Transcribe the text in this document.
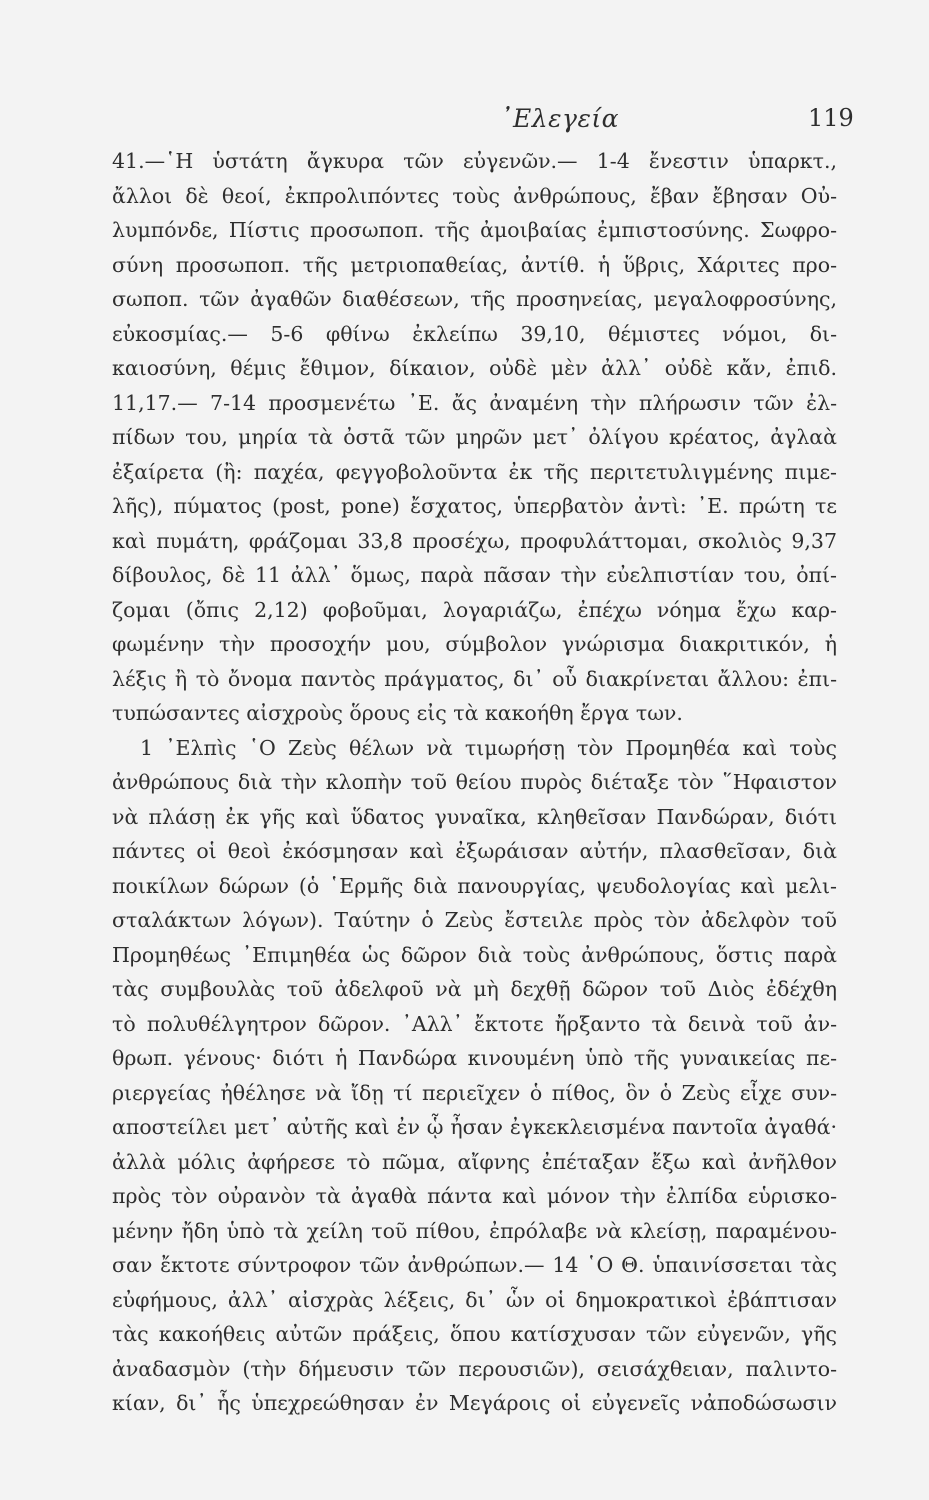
᾿Ελεγεία	119
41.—῾Η ὑστάτη ἄγκυρα τῶν εὐγενῶν.— 1-4 ἔνεστιν ὑπαρκτ.,
ἄλλοι δὲ θεοί, ἐκπρολιπόντες τοὺς ἀνθρώπους, ἔβαν ἔβησαν Οὐ-
λυμπόνδε, Πίστις προσωποπ. τῆς ἀμοιβαίας ἐμπιστοσύνης. Σωφρο-
σύνη προσωποπ. τῆς μετριοπαθείας, ἀντίθ. ἡ ὕβρις, Χάριτες προ-
σωποπ. τῶν ἀγαθῶν διαθέσεων, τῆς προσηνείας, μεγαλοφροσύνης,
εὐκοσμίας.— 5-6 φθίνω ἐκλείπω 39,10, θέμιστες νόμοι, δι-
καιοσύνη, θέμις ἔθιμον, δίκαιον, οὐδὲ μὲν ἀλλ᾿ οὐδὲ κἄν, ἐπιδ.
11,17.— 7-14 προσμενέτω ᾿Ε. ἄς ἀναμένη τὴν πλήρωσιν τῶν ἐλ-
πίδων του, μηρία τὰ ὀστᾶ τῶν μηρῶν μετ᾿ ὀλίγου κρέατος, ἀγλαὰ
ἐξαίρετα (ἢ: παχέα, φεγγοβολοῦντα ἐκ τῆς περιτετυλιγμένης πιμε-
λῆς), πύματος (post, pone) ἔσχατος, ὑπερβατὸν ἀντὶ: ᾿Ε. πρώτη τε
καὶ πυμάτη, φράζομαι 33,8 προσέχω, προφυλάττομαι, σκολιὸς 9,37
δίβουλος, δὲ 11 ἀλλ᾿ ὅμως, παρὰ πᾶσαν τὴν εὐελπιστίαν του, ὀπί-
ζομαι (ὄπις 2,12) φοβοῦμαι, λογαριάζω, ἐπέχω νόημα ἔχω καρ-
φωμένην τὴν προσοχήν μου, σύμβολον γνώρισμα διακριτικόν, ἡ
λέξις ἢ τὸ ὄνομα παντὸς πράγματος, δι᾿ οὗ διακρίνεται ἄλλου: ἐπι-
τυπώσαντες αἰσχροὺς ὅρους εἰς τὰ κακοήθη ἔργα των.
1 ᾿Ελπὶς ῾Ο Ζεὺς θέλων νὰ τιμωρήσῃ τὸν Προμηθέα καὶ τοὺς
ἀνθρώπους διὰ τὴν κλοπὴν τοῦ θείου πυρὸς διέταξε τὸν ῞Ηφαιστον
νὰ πλάσῃ ἐκ γῆς καὶ ὕδατος γυναῖκα, κληθεῖσαν Πανδώραν, διότι
πάντες οἱ θεοὶ ἐκόσμησαν καὶ ἐξωράισαν αὐτήν, πλασθεῖσαν, διὰ
ποικίλων δώρων (ὁ ῾Ερμῆς διὰ πανουργίας, ψευδολογίας καὶ μελι-
σταλάκτων λόγων). Ταύτην ὁ Ζεὺς ἔστειλε πρὸς τὸν ἀδελφὸν τοῦ
Προμηθέως ᾿Επιμηθέα ὡς δῶρον διὰ τοὺς ἀνθρώπους, ὅστις παρὰ
τὰς συμβουλὰς τοῦ ἀδελφοῦ νὰ μὴ δεχθῇ δῶρον τοῦ Διὸς ἐδέχθη
τὸ πολυθέλγητρον δῶρον. ᾿Αλλ᾿ ἔκτοτε ἤρξαντο τὰ δεινὰ τοῦ ἀν-
θρωπ. γένους· διότι ἡ Πανδώρα κινουμένη ὑπὸ τῆς γυναικείας πε-
ριεργείας ἠθέλησε νὰ ἴδῃ τί περιεῖχεν ὁ πίθος, ὃν ὁ Ζεὺς εἶχε συν-
αποστείλει μετ᾿ αὐτῆς καὶ ἐν ᾧ ἦσαν ἐγκεκλεισμένα παντοῖα ἀγαθά·
ἀλλὰ μόλις ἀφήρεσε τὸ πῶμα, αἴφνης ἐπέταξαν ἔξω καὶ ἀνῆλθον
πρὸς τὸν οὐρανὸν τὰ ἀγαθὰ πάντα καὶ μόνον τὴν ἐλπίδα εὑρισκο-
μένην ἤδη ὑπὸ τὰ χείλη τοῦ πίθου, ἐπρόλαβε νὰ κλείσῃ, παραμένου-
σαν ἔκτοτε σύντροφον τῶν ἀνθρώπων.— 14 ῾Ο Θ. ὑπαινίσσεται τὰς
εὐφήμους, ἀλλ᾿ αἰσχρὰς λέξεις, δι᾿ ὧν οἱ δημοκρατικοὶ ἐβάπτισαν
τὰς κακοήθεις αὐτῶν πράξεις, ὅπου κατίσχυσαν τῶν εὐγενῶν, γῆς
ἀναδασμὸν (τὴν δήμευσιν τῶν περουσιῶν), σεισάχθειαν, παλιντο-
κίαν, δι᾿ ἧς ὑπεχρεώθησαν ἐν Μεγάροις οἱ εὐγενεῖς νἀποδώσωσιν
+-------+
**Given task:** Select and copy every line of the material that holds the string "τοὺς".

**Result for this task:**
ἄλλοι δὲ θεοί, ἐκπρολιπόντες τοὺς ἀνθρώπους, ἔβαν ἔβησαν Οὐ-
1 ᾿Ελπὶς ῾Ο Ζεὺς θέλων νὰ τιμωρήσῃ τὸν Προμηθέα καὶ τοὺς
Προμηθέως ᾿Επιμηθέα ὡς δῶρον διὰ τοὺς ἀνθρώπους, ὅστις παρὰ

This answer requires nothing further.